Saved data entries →
********

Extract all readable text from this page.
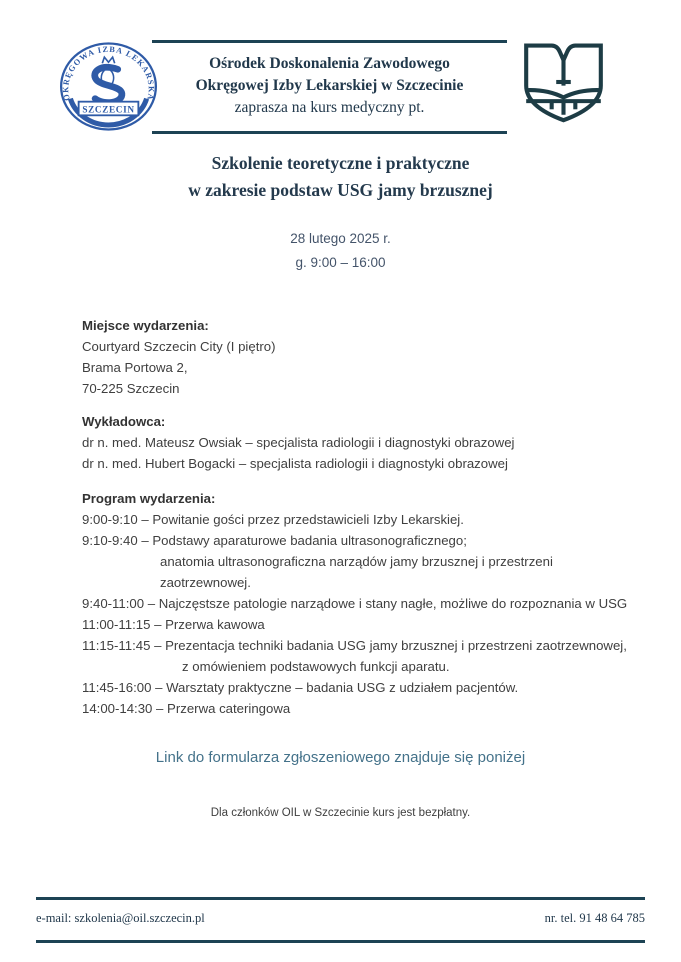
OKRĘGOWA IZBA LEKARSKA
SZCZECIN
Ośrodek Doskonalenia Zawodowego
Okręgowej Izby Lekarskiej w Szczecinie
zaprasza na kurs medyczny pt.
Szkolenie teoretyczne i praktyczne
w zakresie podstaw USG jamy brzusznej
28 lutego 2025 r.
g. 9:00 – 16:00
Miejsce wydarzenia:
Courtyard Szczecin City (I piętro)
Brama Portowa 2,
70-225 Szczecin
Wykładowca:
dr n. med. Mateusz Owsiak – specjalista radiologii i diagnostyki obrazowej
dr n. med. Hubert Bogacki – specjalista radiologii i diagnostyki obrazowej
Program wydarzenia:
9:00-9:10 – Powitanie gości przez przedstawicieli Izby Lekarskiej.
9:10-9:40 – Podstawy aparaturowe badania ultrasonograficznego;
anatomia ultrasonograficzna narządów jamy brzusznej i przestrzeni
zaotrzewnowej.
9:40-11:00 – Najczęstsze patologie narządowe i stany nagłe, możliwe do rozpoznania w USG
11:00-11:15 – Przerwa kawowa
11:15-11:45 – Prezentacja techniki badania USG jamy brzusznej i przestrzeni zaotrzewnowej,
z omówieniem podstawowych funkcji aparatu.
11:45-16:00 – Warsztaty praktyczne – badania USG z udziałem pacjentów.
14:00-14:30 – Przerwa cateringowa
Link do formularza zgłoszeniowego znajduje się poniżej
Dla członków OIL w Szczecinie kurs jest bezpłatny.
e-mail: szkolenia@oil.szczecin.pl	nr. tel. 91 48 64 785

********

Exercise prompt →
Keep the pictures out of the copy and write out the data exactly as it stands.

Solution to this exercise →
Extract all readable text from this page.
OKRĘGOWA IZBA LEKARSKA
SZCZECIN
Ośrodek Doskonalenia Zawodowego
Okręgowej Izby Lekarskiej w Szczecinie
zaprasza na kurs medyczny pt.
Szkolenie teoretyczne i praktyczne
w zakresie podstaw USG jamy brzusznej
28 lutego 2025 r.
g. 9:00 – 16:00
Miejsce wydarzenia:
Courtyard Szczecin City (I piętro)
Brama Portowa 2,
70-225 Szczecin
Wykładowca:
dr n. med. Mateusz Owsiak – specjalista radiologii i diagnostyki obrazowej
dr n. med. Hubert Bogacki – specjalista radiologii i diagnostyki obrazowej
Program wydarzenia:
9:00-9:10 – Powitanie gości przez przedstawicieli Izby Lekarskiej.
9:10-9:40 – Podstawy aparaturowe badania ultrasonograficznego;
anatomia ultrasonograficzna narządów jamy brzusznej i przestrzeni
zaotrzewnowej.
9:40-11:00 – Najczęstsze patologie narządowe i stany nagłe, możliwe do rozpoznania w USG
11:00-11:15 – Przerwa kawowa
11:15-11:45 – Prezentacja techniki badania USG jamy brzusznej i przestrzeni zaotrzewnowej,
z omówieniem podstawowych funkcji aparatu.
11:45-16:00 – Warsztaty praktyczne – badania USG z udziałem pacjentów.
14:00-14:30 – Przerwa cateringowa
Link do formularza zgłoszeniowego znajduje się poniżej
Dla członków OIL w Szczecinie kurs jest bezpłatny.
e-mail: szkolenia@oil.szczecin.pl	nr. tel. 91 48 64 785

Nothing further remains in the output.